== Given request ==
Return each line that holds the word "opotrebovania".

[Data entries]

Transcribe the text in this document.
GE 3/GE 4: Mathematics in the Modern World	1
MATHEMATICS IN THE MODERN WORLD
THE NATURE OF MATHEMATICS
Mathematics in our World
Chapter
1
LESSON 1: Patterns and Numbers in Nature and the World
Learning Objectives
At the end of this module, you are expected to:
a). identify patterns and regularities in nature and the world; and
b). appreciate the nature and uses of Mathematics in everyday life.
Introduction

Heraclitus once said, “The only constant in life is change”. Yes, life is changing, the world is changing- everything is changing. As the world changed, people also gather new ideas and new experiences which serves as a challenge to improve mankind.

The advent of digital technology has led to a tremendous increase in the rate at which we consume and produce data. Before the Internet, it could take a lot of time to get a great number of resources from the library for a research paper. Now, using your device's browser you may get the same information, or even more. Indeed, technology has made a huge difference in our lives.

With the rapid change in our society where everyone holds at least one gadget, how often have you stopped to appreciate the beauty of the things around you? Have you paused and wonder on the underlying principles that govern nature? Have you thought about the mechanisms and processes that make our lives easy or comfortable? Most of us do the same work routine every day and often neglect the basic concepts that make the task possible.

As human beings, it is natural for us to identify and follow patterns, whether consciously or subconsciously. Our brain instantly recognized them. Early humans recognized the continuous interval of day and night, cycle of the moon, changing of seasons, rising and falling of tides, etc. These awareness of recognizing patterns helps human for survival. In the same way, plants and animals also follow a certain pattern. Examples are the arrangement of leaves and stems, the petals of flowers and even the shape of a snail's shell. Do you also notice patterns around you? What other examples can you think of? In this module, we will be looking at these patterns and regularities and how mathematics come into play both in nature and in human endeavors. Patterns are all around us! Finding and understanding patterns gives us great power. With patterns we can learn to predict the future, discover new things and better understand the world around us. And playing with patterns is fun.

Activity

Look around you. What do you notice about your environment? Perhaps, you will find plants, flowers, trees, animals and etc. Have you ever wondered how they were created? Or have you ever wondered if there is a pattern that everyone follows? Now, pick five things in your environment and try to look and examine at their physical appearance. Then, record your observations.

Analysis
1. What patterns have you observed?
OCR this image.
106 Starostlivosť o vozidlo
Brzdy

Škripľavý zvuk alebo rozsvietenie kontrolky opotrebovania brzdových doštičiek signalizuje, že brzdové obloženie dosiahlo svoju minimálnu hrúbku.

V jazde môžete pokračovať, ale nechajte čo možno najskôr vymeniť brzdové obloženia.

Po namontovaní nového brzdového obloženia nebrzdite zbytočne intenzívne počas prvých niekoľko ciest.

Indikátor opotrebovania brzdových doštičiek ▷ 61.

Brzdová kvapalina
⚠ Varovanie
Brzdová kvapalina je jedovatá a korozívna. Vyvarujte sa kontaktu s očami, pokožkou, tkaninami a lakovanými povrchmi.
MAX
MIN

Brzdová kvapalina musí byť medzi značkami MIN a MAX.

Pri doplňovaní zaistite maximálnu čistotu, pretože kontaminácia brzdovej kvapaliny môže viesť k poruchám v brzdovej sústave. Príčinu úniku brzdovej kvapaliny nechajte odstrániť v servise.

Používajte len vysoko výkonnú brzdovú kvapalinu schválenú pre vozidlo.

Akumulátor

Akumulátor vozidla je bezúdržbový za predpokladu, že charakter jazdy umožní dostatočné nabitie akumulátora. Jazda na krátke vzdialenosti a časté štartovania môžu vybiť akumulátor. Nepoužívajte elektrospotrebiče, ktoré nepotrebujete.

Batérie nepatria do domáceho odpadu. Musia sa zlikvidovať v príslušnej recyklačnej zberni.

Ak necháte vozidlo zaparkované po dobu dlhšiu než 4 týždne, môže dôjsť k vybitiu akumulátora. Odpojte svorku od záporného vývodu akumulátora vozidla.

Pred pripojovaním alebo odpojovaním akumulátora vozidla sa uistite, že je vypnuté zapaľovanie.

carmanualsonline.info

== Output of the exercise ==
Škripľavý zvuk alebo rozsvietenie kontrolky opotrebovania brzdových doštičiek signalizuje, že brzdové obloženie dosiahlo svoju minimálnu hrúbku.
Indikátor opotrebovania brzdových doštičiek ▷ 61.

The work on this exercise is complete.